━━ Entries shown
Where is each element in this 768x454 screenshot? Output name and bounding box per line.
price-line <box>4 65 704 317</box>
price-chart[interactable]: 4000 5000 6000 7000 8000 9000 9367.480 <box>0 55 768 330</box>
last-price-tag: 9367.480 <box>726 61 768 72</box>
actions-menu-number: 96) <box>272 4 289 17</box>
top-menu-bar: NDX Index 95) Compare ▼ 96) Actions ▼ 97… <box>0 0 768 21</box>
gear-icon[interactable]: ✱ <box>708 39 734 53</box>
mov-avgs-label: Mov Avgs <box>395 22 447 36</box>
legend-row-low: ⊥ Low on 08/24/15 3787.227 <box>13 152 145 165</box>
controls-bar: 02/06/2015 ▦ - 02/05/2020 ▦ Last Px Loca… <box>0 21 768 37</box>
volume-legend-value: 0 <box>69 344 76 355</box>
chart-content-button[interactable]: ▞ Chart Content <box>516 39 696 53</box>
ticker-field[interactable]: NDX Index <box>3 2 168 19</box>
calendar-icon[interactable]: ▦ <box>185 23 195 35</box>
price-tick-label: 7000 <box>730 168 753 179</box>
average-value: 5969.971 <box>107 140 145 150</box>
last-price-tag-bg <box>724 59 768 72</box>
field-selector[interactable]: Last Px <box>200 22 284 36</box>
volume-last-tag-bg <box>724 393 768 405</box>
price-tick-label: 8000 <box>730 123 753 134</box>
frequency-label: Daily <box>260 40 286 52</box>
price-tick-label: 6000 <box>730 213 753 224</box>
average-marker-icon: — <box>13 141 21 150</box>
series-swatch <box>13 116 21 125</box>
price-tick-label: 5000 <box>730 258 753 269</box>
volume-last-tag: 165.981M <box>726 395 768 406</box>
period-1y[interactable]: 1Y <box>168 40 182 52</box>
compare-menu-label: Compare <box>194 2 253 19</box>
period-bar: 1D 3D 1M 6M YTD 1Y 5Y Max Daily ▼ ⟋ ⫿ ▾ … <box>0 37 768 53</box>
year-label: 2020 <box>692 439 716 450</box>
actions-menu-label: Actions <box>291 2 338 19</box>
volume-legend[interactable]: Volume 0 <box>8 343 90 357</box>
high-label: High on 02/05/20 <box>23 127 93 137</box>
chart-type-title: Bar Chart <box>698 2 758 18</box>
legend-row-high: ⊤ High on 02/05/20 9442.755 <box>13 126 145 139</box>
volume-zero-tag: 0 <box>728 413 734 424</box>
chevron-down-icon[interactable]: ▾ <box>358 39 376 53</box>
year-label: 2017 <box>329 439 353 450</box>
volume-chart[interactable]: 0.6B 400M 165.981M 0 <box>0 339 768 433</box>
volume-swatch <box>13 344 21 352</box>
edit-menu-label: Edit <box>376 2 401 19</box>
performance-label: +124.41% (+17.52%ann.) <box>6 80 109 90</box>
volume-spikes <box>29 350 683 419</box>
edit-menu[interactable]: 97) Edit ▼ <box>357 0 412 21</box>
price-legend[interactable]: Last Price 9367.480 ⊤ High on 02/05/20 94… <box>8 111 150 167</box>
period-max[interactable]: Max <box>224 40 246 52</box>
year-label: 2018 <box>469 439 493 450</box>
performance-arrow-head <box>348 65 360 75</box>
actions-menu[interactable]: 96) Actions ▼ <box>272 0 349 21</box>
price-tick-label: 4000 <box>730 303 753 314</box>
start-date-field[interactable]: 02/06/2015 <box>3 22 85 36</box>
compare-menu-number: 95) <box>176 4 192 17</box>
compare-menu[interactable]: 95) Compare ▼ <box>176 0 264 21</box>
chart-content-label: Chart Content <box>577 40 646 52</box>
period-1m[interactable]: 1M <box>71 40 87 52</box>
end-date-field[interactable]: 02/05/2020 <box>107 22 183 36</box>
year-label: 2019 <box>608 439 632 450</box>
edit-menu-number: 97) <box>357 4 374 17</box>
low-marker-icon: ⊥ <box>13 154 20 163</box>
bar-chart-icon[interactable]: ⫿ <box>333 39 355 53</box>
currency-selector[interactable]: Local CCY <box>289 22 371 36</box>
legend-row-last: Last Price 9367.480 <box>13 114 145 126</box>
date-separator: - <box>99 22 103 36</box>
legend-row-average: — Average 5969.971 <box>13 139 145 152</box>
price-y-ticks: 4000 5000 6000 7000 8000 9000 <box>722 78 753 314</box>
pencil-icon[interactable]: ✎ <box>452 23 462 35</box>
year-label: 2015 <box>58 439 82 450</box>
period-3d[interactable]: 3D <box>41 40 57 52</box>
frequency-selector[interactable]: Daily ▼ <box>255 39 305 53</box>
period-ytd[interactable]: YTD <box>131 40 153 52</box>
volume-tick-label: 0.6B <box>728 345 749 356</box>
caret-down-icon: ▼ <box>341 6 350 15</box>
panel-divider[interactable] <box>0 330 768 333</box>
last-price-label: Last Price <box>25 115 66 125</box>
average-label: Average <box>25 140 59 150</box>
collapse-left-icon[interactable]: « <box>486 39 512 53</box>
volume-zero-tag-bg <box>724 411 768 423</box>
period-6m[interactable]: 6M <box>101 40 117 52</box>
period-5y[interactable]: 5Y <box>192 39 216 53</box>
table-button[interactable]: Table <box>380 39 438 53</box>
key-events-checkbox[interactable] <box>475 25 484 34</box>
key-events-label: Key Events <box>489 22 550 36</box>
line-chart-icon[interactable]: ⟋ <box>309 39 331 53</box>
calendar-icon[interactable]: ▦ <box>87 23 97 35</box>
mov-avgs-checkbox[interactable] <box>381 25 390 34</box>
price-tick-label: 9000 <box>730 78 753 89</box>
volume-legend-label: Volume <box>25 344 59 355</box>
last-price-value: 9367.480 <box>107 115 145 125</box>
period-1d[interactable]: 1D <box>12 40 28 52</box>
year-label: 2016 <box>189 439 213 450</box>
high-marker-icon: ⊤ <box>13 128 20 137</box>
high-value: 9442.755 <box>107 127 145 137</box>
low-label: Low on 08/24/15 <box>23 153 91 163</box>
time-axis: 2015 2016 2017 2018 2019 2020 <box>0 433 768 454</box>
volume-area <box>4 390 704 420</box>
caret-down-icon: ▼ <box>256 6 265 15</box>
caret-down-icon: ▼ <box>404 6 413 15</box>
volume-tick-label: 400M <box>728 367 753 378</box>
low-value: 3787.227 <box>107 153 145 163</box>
━━━━
Exercise brief =>
Reproduce all of the rows above, changing each occurrence of "price-tick-label" to "price-axis-label" and leaving everything else unchanged.

Solution to this problem =>
Where is each element in this 768x454 screenshot? Output name and bounding box per line.
price-line <box>4 65 704 317</box>
price-chart[interactable]: 4000 5000 6000 7000 8000 9000 9367.480 <box>0 55 768 330</box>
last-price-tag: 9367.480 <box>726 61 768 72</box>
actions-menu-number: 96) <box>272 4 289 17</box>
top-menu-bar: NDX Index 95) Compare ▼ 96) Actions ▼ 97… <box>0 0 768 21</box>
gear-icon[interactable]: ✱ <box>708 39 734 53</box>
mov-avgs-label: Mov Avgs <box>395 22 447 36</box>
legend-row-low: ⊥ Low on 08/24/15 3787.227 <box>13 152 145 165</box>
controls-bar: 02/06/2015 ▦ - 02/05/2020 ▦ Last Px Loca… <box>0 21 768 37</box>
volume-legend-value: 0 <box>69 344 76 355</box>
chart-content-button[interactable]: ▞ Chart Content <box>516 39 696 53</box>
ticker-field[interactable]: NDX Index <box>3 2 168 19</box>
calendar-icon[interactable]: ▦ <box>185 23 195 35</box>
price-axis-label: 7000 <box>730 168 753 179</box>
average-value: 5969.971 <box>107 140 145 150</box>
last-price-tag-bg <box>724 59 768 72</box>
field-selector[interactable]: Last Px <box>200 22 284 36</box>
volume-last-tag-bg <box>724 393 768 405</box>
price-axis-label: 8000 <box>730 123 753 134</box>
frequency-label: Daily <box>260 40 286 52</box>
price-axis-label: 6000 <box>730 213 753 224</box>
average-marker-icon: — <box>13 141 21 150</box>
series-swatch <box>13 116 21 125</box>
price-axis-label: 5000 <box>730 258 753 269</box>
volume-last-tag: 165.981M <box>726 395 768 406</box>
period-1y[interactable]: 1Y <box>168 40 182 52</box>
compare-menu-label: Compare <box>194 2 253 19</box>
period-bar: 1D 3D 1M 6M YTD 1Y 5Y Max Daily ▼ ⟋ ⫿ ▾ … <box>0 37 768 53</box>
year-label: 2020 <box>692 439 716 450</box>
actions-menu-label: Actions <box>291 2 338 19</box>
volume-legend[interactable]: Volume 0 <box>8 343 90 357</box>
high-label: High on 02/05/20 <box>23 127 93 137</box>
chart-type-title: Bar Chart <box>698 2 758 18</box>
legend-row-high: ⊤ High on 02/05/20 9442.755 <box>13 126 145 139</box>
volume-zero-tag: 0 <box>728 413 734 424</box>
chevron-down-icon[interactable]: ▾ <box>358 39 376 53</box>
year-label: 2017 <box>329 439 353 450</box>
volume-chart[interactable]: 0.6B 400M 165.981M 0 <box>0 339 768 433</box>
volume-swatch <box>13 344 21 352</box>
edit-menu-label: Edit <box>376 2 401 19</box>
performance-label: +124.41% (+17.52%ann.) <box>6 80 109 90</box>
volume-spikes <box>29 350 683 419</box>
edit-menu[interactable]: 97) Edit ▼ <box>357 0 412 21</box>
price-legend[interactable]: Last Price 9367.480 ⊤ High on 02/05/20 94… <box>8 111 150 167</box>
period-max[interactable]: Max <box>224 40 246 52</box>
year-label: 2018 <box>469 439 493 450</box>
performance-arrow-head <box>348 65 360 75</box>
actions-menu[interactable]: 96) Actions ▼ <box>272 0 349 21</box>
price-axis-label: 4000 <box>730 303 753 314</box>
start-date-field[interactable]: 02/06/2015 <box>3 22 85 36</box>
compare-menu-number: 95) <box>176 4 192 17</box>
compare-menu[interactable]: 95) Compare ▼ <box>176 0 264 21</box>
chart-content-label: Chart Content <box>577 40 646 52</box>
period-1m[interactable]: 1M <box>71 40 87 52</box>
end-date-field[interactable]: 02/05/2020 <box>107 22 183 36</box>
year-label: 2019 <box>608 439 632 450</box>
edit-menu-number: 97) <box>357 4 374 17</box>
low-marker-icon: ⊥ <box>13 154 20 163</box>
bar-chart-icon[interactable]: ⫿ <box>333 39 355 53</box>
currency-selector[interactable]: Local CCY <box>289 22 371 36</box>
legend-row-last: Last Price 9367.480 <box>13 114 145 126</box>
date-separator: - <box>99 22 103 36</box>
legend-row-average: — Average 5969.971 <box>13 139 145 152</box>
price-y-ticks: 4000 5000 6000 7000 8000 9000 <box>722 78 753 314</box>
pencil-icon[interactable]: ✎ <box>452 23 462 35</box>
year-label: 2015 <box>58 439 82 450</box>
period-3d[interactable]: 3D <box>41 40 57 52</box>
frequency-selector[interactable]: Daily ▼ <box>255 39 305 53</box>
period-ytd[interactable]: YTD <box>131 40 153 52</box>
volume-tick-label: 0.6B <box>728 345 749 356</box>
caret-down-icon: ▼ <box>341 6 350 15</box>
panel-divider[interactable] <box>0 330 768 333</box>
last-price-label: Last Price <box>25 115 66 125</box>
average-label: Average <box>25 140 59 150</box>
collapse-left-icon[interactable]: « <box>486 39 512 53</box>
volume-zero-tag-bg <box>724 411 768 423</box>
period-6m[interactable]: 6M <box>101 40 117 52</box>
period-5y[interactable]: 5Y <box>192 39 216 53</box>
table-button[interactable]: Table <box>380 39 438 53</box>
key-events-checkbox[interactable] <box>475 25 484 34</box>
key-events-label: Key Events <box>489 22 550 36</box>
line-chart-icon[interactable]: ⟋ <box>309 39 331 53</box>
calendar-icon[interactable]: ▦ <box>87 23 97 35</box>
mov-avgs-checkbox[interactable] <box>381 25 390 34</box>
price-axis-label: 9000 <box>730 78 753 89</box>
volume-legend-label: Volume <box>25 344 59 355</box>
last-price-value: 9367.480 <box>107 115 145 125</box>
period-1d[interactable]: 1D <box>12 40 28 52</box>
year-label: 2016 <box>189 439 213 450</box>
high-marker-icon: ⊤ <box>13 128 20 137</box>
high-value: 9442.755 <box>107 127 145 137</box>
low-label: Low on 08/24/15 <box>23 153 91 163</box>
time-axis: 2015 2016 2017 2018 2019 2020 <box>0 433 768 454</box>
volume-area <box>4 390 704 420</box>
caret-down-icon: ▼ <box>256 6 265 15</box>
caret-down-icon: ▼ <box>404 6 413 15</box>
volume-tick-label: 400M <box>728 367 753 378</box>
low-value: 3787.227 <box>107 153 145 163</box>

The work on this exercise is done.